RECORDS PROVIDED:
════

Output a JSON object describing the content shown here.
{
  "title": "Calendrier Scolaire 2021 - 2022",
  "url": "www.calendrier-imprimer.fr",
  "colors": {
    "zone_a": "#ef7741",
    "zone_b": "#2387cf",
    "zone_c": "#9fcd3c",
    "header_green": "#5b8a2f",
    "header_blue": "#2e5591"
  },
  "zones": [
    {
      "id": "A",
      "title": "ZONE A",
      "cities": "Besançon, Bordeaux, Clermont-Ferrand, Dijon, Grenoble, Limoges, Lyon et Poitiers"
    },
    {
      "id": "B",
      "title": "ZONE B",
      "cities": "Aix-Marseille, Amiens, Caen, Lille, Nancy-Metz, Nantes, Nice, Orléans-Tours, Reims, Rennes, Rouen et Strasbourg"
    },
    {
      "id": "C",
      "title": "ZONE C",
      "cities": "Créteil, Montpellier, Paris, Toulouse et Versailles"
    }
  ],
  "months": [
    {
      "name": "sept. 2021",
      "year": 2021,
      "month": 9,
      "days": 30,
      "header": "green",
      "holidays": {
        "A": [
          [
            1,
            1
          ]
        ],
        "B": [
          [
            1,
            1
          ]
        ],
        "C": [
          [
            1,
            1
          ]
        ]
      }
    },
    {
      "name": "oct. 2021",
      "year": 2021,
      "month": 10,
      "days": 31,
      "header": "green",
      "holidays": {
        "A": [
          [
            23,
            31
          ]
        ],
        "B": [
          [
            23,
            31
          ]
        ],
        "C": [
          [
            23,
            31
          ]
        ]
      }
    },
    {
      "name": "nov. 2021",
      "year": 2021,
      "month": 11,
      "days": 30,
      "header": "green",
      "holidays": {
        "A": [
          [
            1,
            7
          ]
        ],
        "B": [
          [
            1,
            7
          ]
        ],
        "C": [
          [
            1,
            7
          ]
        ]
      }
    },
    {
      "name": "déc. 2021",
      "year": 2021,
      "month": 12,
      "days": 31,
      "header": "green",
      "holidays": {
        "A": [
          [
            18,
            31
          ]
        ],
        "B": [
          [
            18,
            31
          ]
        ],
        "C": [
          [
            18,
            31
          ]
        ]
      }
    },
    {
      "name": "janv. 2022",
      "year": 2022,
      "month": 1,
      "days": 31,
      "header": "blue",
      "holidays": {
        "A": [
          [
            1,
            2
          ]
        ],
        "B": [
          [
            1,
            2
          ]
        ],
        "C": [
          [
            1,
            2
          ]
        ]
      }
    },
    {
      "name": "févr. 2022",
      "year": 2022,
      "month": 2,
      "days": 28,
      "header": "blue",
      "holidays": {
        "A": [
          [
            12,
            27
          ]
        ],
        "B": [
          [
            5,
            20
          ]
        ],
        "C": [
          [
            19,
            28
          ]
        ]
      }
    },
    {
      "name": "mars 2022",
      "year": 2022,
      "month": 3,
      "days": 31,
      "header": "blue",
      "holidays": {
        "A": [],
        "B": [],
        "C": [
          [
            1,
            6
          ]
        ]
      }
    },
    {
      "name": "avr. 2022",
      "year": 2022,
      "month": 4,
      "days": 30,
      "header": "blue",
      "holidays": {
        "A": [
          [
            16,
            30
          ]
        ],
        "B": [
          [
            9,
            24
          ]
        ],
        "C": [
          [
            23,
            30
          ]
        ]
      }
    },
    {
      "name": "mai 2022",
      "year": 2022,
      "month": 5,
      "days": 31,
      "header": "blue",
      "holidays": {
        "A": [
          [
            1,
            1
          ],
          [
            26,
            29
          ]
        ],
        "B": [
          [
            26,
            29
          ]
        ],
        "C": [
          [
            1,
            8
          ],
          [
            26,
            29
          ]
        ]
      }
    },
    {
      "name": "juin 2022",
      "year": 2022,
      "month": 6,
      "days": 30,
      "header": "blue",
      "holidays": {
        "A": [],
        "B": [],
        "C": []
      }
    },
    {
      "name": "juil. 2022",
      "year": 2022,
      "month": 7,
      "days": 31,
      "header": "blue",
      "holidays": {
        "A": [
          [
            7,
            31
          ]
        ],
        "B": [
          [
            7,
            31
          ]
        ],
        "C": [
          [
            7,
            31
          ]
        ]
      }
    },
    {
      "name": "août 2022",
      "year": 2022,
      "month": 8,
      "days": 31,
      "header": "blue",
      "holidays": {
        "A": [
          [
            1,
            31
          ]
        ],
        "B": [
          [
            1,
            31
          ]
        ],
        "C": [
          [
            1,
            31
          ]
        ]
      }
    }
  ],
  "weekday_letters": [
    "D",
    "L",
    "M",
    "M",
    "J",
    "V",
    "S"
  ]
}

════

WRITTEN PROBLEM: Extract each entry in full, exactly as given.

ANSWER TO THE PROBLEM:
Output a JSON object describing the content shown here.
{
  "title": "Calendrier Scolaire 2021 - 2022",
  "url": "www.calendrier-imprimer.fr",
  "colors": {
    "zone_a": "#ef7741",
    "zone_b": "#2387cf",
    "zone_c": "#9fcd3c",
    "header_green": "#5b8a2f",
    "header_blue": "#2e5591"
  },
  "zones": [
    {
      "id": "A",
      "title": "ZONE A",
      "cities": "Besançon, Bordeaux, Clermont-Ferrand, Dijon, Grenoble, Limoges, Lyon et Poitiers"
    },
    {
      "id": "B",
      "title": "ZONE B",
      "cities": "Aix-Marseille, Amiens, Caen, Lille, Nancy-Metz, Nantes, Nice, Orléans-Tours, Reims, Rennes, Rouen et Strasbourg"
    },
    {
      "id": "C",
      "title": "ZONE C",
      "cities": "Créteil, Montpellier, Paris, Toulouse et Versailles"
    }
  ],
  "months": [
    {
      "name": "sept. 2021",
      "year": 2021,
      "month": 9,
      "days": 30,
      "header": "green",
      "holidays": {
        "A": [
          [
            1,
            1
          ]
        ],
        "B": [
          [
            1,
            1
          ]
        ],
        "C": [
          [
            1,
            1
          ]
        ]
      }
    },
    {
      "name": "oct. 2021",
      "year": 2021,
      "month": 10,
      "days": 31,
      "header": "green",
      "holidays": {
        "A": [
          [
            23,
            31
          ]
        ],
        "B": [
          [
            23,
            31
          ]
        ],
        "C": [
          [
            23,
            31
          ]
        ]
      }
    },
    {
      "name": "nov. 2021",
      "year": 2021,
      "month": 11,
      "days": 30,
      "header": "green",
      "holidays": {
        "A": [
          [
            1,
            7
          ]
        ],
        "B": [
          [
            1,
            7
          ]
        ],
        "C": [
          [
            1,
            7
          ]
        ]
      }
    },
    {
      "name": "déc. 2021",
      "year": 2021,
      "month": 12,
      "days": 31,
      "header": "green",
      "holidays": {
        "A": [
          [
            18,
            31
          ]
        ],
        "B": [
          [
            18,
            31
          ]
        ],
        "C": [
          [
            18,
            31
          ]
        ]
      }
    },
    {
      "name": "janv. 2022",
      "year": 2022,
      "month": 1,
      "days": 31,
      "header": "blue",
      "holidays": {
        "A": [
          [
            1,
            2
          ]
        ],
        "B": [
          [
            1,
            2
          ]
        ],
        "C": [
          [
            1,
            2
          ]
        ]
      }
    },
    {
      "name": "févr. 2022",
      "year": 2022,
      "month": 2,
      "days": 28,
      "header": "blue",
      "holidays": {
        "A": [
          [
            12,
            27
          ]
        ],
        "B": [
          [
            5,
            20
          ]
        ],
        "C": [
          [
            19,
            28
          ]
        ]
      }
    },
    {
      "name": "mars 2022",
      "year": 2022,
      "month": 3,
      "days": 31,
      "header": "blue",
      "holidays": {
        "A": [],
        "B": [],
        "C": [
          [
            1,
            6
          ]
        ]
      }
    },
    {
      "name": "avr. 2022",
      "year": 2022,
      "month": 4,
      "days": 30,
      "header": "blue",
      "holidays": {
        "A": [
          [
            16,
            30
          ]
        ],
        "B": [
          [
            9,
            24
          ]
        ],
        "C": [
          [
            23,
            30
          ]
        ]
      }
    },
    {
      "name": "mai 2022",
      "year": 2022,
      "month": 5,
      "days": 31,
      "header": "blue",
      "holidays": {
        "A": [
          [
            1,
            1
          ],
          [
            26,
            29
          ]
        ],
        "B": [
          [
            26,
            29
          ]
        ],
        "C": [
          [
            1,
            8
          ],
          [
            26,
            29
          ]
        ]
      }
    },
    {
      "name": "juin 2022",
      "year": 2022,
      "month": 6,
      "days": 30,
      "header": "blue",
      "holidays": {
        "A": [],
        "B": [],
        "C": []
      }
    },
    {
      "name": "juil. 2022",
      "year": 2022,
      "month": 7,
      "days": 31,
      "header": "blue",
      "holidays": {
        "A": [
          [
            7,
            31
          ]
        ],
        "B": [
          [
            7,
            31
          ]
        ],
        "C": [
          [
            7,
            31
          ]
        ]
      }
    },
    {
      "name": "août 2022",
      "year": 2022,
      "month": 8,
      "days": 31,
      "header": "blue",
      "holidays": {
        "A": [
          [
            1,
            31
          ]
        ],
        "B": [
          [
            1,
            31
          ]
        ],
        "C": [
          [
            1,
            31
          ]
        ]
      }
    }
  ],
  "weekday_letters": [
    "D",
    "L",
    "M",
    "M",
    "J",
    "V",
    "S"
  ]
}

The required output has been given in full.